> [Written task]:
Don't copy the pictures; return every other part of the records exactly.

> [Data to process]:

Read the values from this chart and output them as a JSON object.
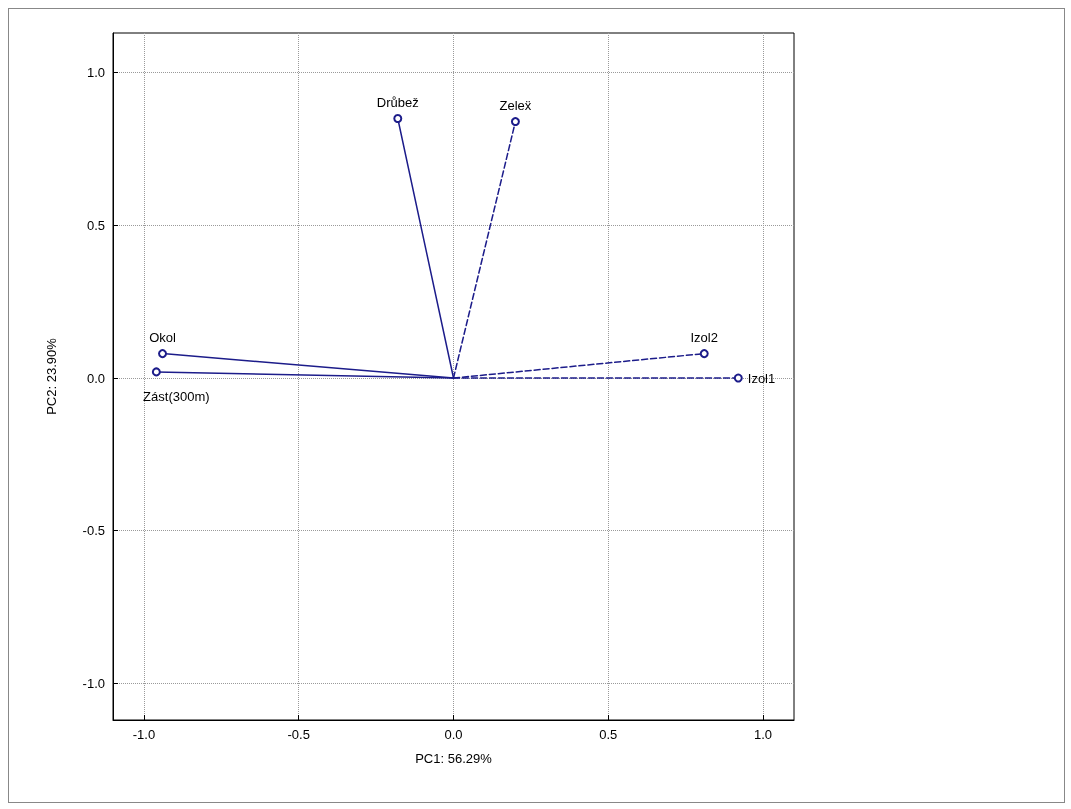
{
  "chart_data": {
    "type": "line",
    "xlabel": "PC1: 56.29%",
    "ylabel": "PC2: 23.90%",
    "xlim": [
      -1.1,
      1.1
    ],
    "ylim": [
      -1.12,
      1.13
    ],
    "xticks": [
      {
        "value": -1,
        "label": "-1.0"
      },
      {
        "value": -0.5,
        "label": "-0.5"
      },
      {
        "value": 0,
        "label": "0.0"
      },
      {
        "value": 0.5,
        "label": "0.5"
      },
      {
        "value": 1,
        "label": "1.0"
      }
    ],
    "yticks": [
      {
        "value": -1,
        "label": "-1.0"
      },
      {
        "value": -0.5,
        "label": "-0.5"
      },
      {
        "value": 0,
        "label": "0.0"
      },
      {
        "value": 0.5,
        "label": "0.5"
      },
      {
        "value": 1,
        "label": "1.0"
      }
    ],
    "grid": true,
    "legend": false,
    "marker": "circle",
    "series": [
      {
        "name": "Drůbež",
        "color": "#1c1c8a",
        "x": [
          0,
          -0.18
        ],
        "values": [
          0,
          0.85
        ],
        "line_style": "solid"
      },
      {
        "name": "Zeleẍ",
        "color": "#1c1c8a",
        "x": [
          0,
          0.2
        ],
        "values": [
          0,
          0.84
        ],
        "line_style": "dashed"
      },
      {
        "name": "Okol",
        "color": "#1c1c8a",
        "x": [
          0,
          -0.94
        ],
        "values": [
          0,
          0.08
        ],
        "line_style": "solid"
      },
      {
        "name": "Zást(300m)",
        "color": "#1c1c8a",
        "x": [
          0,
          -0.96
        ],
        "values": [
          0,
          0.02
        ],
        "line_style": "solid"
      },
      {
        "name": "Izol2",
        "color": "#1c1c8a",
        "x": [
          0,
          0.81
        ],
        "values": [
          0,
          0.08
        ],
        "line_style": "dashed"
      },
      {
        "name": "Izol1",
        "color": "#1c1c8a",
        "x": [
          0,
          0.92
        ],
        "values": [
          0,
          0.0
        ],
        "line_style": "dashed"
      }
    ]
  }
}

> [Written answer]:
Read the values from this chart and output them as a JSON object.
{
  "chart_data": {
    "type": "line",
    "xlabel": "PC1: 56.29%",
    "ylabel": "PC2: 23.90%",
    "xlim": [
      -1.1,
      1.1
    ],
    "ylim": [
      -1.12,
      1.13
    ],
    "xticks": [
      {
        "value": -1,
        "label": "-1.0"
      },
      {
        "value": -0.5,
        "label": "-0.5"
      },
      {
        "value": 0,
        "label": "0.0"
      },
      {
        "value": 0.5,
        "label": "0.5"
      },
      {
        "value": 1,
        "label": "1.0"
      }
    ],
    "yticks": [
      {
        "value": -1,
        "label": "-1.0"
      },
      {
        "value": -0.5,
        "label": "-0.5"
      },
      {
        "value": 0,
        "label": "0.0"
      },
      {
        "value": 0.5,
        "label": "0.5"
      },
      {
        "value": 1,
        "label": "1.0"
      }
    ],
    "grid": true,
    "legend": false,
    "marker": "circle",
    "series": [
      {
        "name": "Drůbež",
        "color": "#1c1c8a",
        "x": [
          0,
          -0.18
        ],
        "values": [
          0,
          0.85
        ],
        "line_style": "solid"
      },
      {
        "name": "Zeleẍ",
        "color": "#1c1c8a",
        "x": [
          0,
          0.2
        ],
        "values": [
          0,
          0.84
        ],
        "line_style": "dashed"
      },
      {
        "name": "Okol",
        "color": "#1c1c8a",
        "x": [
          0,
          -0.94
        ],
        "values": [
          0,
          0.08
        ],
        "line_style": "solid"
      },
      {
        "name": "Zást(300m)",
        "color": "#1c1c8a",
        "x": [
          0,
          -0.96
        ],
        "values": [
          0,
          0.02
        ],
        "line_style": "solid"
      },
      {
        "name": "Izol2",
        "color": "#1c1c8a",
        "x": [
          0,
          0.81
        ],
        "values": [
          0,
          0.08
        ],
        "line_style": "dashed"
      },
      {
        "name": "Izol1",
        "color": "#1c1c8a",
        "x": [
          0,
          0.92
        ],
        "values": [
          0,
          0.0
        ],
        "line_style": "dashed"
      }
    ]
  }
}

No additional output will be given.